WORK INSTRUCTIONS: Check every line of the entries below for the word "terhadap", and copy the ones that have it.

Dataset items:
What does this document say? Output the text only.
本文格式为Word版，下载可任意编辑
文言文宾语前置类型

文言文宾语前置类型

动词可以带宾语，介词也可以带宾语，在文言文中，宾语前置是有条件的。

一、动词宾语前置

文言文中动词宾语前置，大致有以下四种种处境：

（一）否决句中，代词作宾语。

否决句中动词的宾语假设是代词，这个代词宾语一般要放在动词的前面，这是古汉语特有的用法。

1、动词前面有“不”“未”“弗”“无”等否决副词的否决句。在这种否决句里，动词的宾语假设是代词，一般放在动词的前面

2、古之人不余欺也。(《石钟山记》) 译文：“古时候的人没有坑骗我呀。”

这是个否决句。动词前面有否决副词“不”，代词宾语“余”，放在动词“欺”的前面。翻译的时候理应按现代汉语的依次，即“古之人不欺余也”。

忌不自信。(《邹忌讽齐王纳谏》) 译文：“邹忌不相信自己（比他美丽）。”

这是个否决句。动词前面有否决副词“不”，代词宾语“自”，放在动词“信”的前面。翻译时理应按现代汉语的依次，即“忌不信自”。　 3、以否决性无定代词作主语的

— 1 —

...

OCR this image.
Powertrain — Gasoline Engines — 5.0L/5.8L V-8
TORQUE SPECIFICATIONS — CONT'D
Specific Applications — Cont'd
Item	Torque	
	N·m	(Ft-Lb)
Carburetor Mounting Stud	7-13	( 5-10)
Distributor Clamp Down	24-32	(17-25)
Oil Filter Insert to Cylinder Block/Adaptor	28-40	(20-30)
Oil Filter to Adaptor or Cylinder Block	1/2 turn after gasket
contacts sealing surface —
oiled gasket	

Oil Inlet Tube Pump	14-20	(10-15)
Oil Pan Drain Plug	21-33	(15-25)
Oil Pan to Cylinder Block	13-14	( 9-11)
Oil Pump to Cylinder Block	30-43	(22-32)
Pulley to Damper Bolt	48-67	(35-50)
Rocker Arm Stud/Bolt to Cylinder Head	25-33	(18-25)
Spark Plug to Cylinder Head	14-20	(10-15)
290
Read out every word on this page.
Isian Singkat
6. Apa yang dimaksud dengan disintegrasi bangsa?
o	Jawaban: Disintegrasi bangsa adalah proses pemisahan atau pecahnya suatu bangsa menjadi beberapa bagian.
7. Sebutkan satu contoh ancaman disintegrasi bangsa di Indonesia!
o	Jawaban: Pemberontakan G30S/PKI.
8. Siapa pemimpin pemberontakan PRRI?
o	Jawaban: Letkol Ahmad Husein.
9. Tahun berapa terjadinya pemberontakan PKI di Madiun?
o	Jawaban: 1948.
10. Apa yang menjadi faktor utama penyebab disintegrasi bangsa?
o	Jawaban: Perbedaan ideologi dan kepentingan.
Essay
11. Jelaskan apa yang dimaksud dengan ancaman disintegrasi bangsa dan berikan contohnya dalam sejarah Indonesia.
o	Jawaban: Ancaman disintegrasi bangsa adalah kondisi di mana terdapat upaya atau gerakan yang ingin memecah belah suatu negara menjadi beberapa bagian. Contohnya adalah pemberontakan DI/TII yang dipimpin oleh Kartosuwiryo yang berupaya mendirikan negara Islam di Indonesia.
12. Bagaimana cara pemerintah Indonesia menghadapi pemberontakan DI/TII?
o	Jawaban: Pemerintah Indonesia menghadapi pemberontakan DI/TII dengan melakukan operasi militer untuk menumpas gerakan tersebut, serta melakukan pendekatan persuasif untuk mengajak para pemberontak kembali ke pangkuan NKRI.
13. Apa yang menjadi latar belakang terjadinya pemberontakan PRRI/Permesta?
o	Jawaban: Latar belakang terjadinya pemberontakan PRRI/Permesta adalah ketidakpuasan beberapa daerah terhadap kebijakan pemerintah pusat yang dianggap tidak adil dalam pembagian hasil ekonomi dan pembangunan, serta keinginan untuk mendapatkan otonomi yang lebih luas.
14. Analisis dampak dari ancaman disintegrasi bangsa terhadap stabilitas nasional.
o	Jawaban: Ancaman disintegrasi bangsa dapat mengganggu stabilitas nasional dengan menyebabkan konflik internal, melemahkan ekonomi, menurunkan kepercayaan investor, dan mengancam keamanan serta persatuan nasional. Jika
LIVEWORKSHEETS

...

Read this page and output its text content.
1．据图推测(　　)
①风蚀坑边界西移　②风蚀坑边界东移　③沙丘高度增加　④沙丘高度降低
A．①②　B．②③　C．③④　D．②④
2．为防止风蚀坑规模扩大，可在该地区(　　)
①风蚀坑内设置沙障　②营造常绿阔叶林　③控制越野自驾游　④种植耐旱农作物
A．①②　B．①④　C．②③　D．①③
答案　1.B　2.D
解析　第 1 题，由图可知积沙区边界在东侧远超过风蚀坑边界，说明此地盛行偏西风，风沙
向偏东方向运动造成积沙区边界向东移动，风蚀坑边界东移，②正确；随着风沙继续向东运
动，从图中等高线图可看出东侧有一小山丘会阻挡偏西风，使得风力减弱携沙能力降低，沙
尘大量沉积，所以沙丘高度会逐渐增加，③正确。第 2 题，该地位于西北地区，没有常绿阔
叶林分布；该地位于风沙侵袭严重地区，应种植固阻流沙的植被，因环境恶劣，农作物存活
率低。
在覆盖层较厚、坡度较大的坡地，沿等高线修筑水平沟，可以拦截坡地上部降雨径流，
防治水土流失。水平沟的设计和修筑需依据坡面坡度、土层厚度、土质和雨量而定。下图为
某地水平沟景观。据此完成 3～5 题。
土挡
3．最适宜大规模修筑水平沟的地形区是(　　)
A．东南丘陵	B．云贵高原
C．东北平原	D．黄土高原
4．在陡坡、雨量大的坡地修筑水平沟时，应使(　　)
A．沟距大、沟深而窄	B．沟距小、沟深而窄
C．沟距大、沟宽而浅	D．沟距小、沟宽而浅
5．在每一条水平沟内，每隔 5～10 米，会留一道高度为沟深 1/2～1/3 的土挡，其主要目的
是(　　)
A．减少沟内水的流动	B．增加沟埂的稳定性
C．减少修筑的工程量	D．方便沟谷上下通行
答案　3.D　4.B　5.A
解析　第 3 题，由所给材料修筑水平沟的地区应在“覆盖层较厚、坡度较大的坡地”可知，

SOLUTION TO THIS TASK:
o	Jawaban: Latar belakang terjadinya pemberontakan PRRI/Permesta adalah ketidakpuasan beberapa daerah terhadap kebijakan pemerintah pusat yang dianggap tidak adil dalam pembagian hasil ekonomi dan pembangunan, serta keinginan untuk mendapatkan otonomi yang lebih luas.
14. Analisis dampak dari ancaman disintegrasi bangsa terhadap stabilitas nasional.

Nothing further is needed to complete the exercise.